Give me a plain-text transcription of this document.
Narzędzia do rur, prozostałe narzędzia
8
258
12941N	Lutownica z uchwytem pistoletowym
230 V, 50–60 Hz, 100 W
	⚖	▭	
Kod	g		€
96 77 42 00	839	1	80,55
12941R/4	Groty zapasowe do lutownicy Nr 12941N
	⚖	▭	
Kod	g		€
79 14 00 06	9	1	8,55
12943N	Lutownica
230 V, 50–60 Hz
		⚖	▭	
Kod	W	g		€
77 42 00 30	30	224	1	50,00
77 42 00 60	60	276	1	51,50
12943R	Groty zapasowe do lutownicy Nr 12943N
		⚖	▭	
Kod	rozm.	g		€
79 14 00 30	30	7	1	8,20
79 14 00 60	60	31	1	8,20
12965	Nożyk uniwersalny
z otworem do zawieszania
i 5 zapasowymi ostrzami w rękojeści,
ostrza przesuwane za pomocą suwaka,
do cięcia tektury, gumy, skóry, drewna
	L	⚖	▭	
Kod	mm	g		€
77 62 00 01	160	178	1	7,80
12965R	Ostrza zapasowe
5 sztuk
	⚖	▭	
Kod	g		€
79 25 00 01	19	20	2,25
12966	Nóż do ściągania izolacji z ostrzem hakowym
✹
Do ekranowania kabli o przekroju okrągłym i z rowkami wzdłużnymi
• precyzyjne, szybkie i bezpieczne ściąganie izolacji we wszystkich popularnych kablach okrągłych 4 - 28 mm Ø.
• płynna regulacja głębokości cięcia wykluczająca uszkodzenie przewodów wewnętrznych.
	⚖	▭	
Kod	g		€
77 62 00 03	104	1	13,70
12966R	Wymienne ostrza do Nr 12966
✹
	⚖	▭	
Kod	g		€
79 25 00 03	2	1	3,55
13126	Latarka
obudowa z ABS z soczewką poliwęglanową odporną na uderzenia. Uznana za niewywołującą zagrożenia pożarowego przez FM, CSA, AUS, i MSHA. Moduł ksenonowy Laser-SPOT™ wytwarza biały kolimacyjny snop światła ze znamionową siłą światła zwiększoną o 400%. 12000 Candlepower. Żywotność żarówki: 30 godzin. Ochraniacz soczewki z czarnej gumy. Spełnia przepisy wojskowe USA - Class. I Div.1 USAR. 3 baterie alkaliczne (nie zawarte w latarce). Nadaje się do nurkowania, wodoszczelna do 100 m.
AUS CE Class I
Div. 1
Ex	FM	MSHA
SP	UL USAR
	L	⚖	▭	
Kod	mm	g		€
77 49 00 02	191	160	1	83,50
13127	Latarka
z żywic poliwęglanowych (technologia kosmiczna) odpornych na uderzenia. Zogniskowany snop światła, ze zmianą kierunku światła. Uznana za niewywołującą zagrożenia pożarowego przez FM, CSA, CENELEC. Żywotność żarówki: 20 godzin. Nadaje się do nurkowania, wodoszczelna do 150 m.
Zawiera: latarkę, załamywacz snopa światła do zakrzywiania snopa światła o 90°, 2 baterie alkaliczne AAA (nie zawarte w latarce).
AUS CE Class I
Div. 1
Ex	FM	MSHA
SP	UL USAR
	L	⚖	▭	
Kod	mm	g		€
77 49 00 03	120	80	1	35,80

★ ★ ★ ★ ★ ★ ★

• [EXERCISE DETAILS]
Copy every line in the listing above where the string "zawarte" turns up.

• [EXERCISE RESULT]
obudowa z ABS z soczewką poliwęglanową odporną na uderzenia. Uznana za niewywołującą zagrożenia pożarowego przez FM, CSA, AUS, i MSHA. Moduł ksenonowy Laser-SPOT™ wytwarza biały kolimacyjny snop światła ze znamionową siłą światła zwiększoną o 400%. 12000 Candlepower. Żywotność żarówki: 30 godzin. Ochraniacz soczewki z czarnej gumy. Spełnia przepisy wojskowe USA - Class. I Div.1 USAR. 3 baterie alkaliczne (nie zawarte w latarce). Nadaje się do nurkowania, wodoszczelna do 100 m.
Zawiera: latarkę, załamywacz snopa światła do zakrzywiania snopa światła o 90°, 2 baterie alkaliczne AAA (nie zawarte w latarce).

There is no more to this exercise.